WHAT THE EXERCISE ASKS: Where a line holds the word "expected", copy that line.
==============================
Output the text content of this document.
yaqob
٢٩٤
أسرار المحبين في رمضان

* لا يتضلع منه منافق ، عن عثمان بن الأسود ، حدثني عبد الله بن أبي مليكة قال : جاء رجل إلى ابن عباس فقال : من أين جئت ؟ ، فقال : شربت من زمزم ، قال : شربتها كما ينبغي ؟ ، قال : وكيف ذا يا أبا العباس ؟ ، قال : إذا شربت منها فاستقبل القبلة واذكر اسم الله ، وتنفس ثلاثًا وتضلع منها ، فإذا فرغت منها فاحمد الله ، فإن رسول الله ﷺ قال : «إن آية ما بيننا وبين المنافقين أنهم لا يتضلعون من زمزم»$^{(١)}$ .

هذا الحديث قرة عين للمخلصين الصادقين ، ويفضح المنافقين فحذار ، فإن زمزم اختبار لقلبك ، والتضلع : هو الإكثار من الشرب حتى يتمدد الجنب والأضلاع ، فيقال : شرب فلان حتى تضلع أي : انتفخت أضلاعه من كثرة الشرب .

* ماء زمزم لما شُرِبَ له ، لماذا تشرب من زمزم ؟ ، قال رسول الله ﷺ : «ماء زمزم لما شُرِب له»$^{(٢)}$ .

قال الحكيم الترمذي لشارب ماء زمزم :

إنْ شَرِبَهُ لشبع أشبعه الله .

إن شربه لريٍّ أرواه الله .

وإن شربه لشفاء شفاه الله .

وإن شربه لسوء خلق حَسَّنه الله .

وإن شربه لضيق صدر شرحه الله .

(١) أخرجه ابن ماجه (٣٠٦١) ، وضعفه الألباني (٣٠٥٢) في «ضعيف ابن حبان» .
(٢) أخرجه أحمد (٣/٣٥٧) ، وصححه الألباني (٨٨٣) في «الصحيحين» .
==============================
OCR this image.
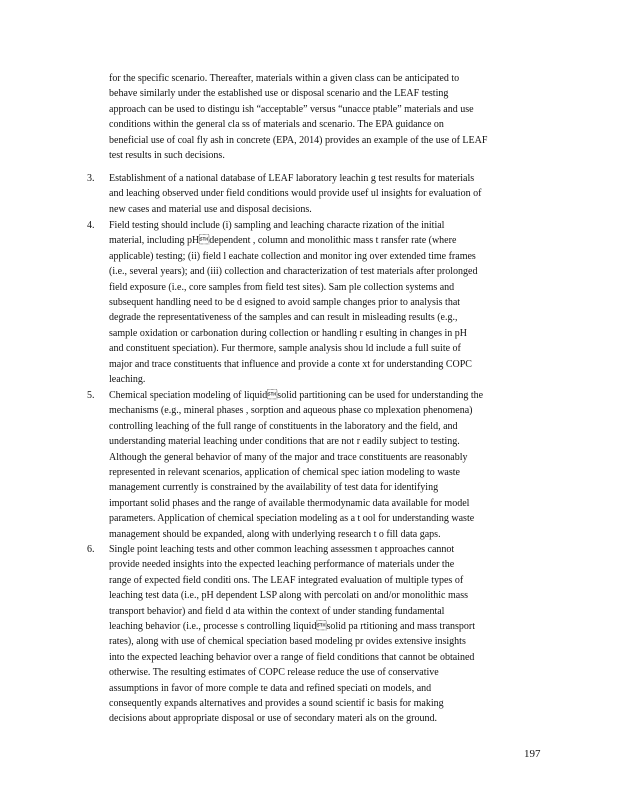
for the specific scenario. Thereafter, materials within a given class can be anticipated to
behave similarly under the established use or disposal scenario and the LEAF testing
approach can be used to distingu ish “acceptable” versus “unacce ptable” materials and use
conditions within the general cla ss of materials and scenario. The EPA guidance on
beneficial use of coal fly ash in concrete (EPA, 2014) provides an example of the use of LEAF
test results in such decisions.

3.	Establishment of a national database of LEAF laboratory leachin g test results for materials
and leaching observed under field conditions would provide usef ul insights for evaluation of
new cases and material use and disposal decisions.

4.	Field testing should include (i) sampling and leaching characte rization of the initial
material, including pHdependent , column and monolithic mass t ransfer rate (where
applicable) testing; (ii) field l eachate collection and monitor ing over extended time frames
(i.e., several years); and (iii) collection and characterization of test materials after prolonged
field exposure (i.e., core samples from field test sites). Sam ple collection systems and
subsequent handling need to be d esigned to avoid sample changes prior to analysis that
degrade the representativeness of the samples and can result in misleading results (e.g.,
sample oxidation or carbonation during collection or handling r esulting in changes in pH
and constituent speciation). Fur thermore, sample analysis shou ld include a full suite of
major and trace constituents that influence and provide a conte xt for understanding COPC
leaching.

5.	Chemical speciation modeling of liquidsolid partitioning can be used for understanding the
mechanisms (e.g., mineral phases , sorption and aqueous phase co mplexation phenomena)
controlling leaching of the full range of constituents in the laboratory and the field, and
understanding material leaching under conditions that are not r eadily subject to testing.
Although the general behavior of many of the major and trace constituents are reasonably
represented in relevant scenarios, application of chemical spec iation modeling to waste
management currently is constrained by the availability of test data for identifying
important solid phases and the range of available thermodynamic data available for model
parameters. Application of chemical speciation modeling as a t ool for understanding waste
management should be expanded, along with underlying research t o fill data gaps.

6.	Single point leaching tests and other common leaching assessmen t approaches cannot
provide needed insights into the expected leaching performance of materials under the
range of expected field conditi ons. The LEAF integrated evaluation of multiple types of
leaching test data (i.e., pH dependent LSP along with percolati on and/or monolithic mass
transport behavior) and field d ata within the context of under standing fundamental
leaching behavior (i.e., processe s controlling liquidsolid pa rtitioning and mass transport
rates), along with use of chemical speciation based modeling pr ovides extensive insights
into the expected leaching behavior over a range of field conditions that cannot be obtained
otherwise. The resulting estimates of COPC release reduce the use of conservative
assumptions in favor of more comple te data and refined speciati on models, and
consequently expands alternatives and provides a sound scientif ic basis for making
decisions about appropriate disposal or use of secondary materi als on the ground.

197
==============================
SOLUTION FOR THIS TASK:
provide needed insights into the expected leaching performance of materials under the
range of expected field conditi ons. The LEAF integrated evaluation of multiple types of
into the expected leaching behavior over a range of field conditions that cannot be obtained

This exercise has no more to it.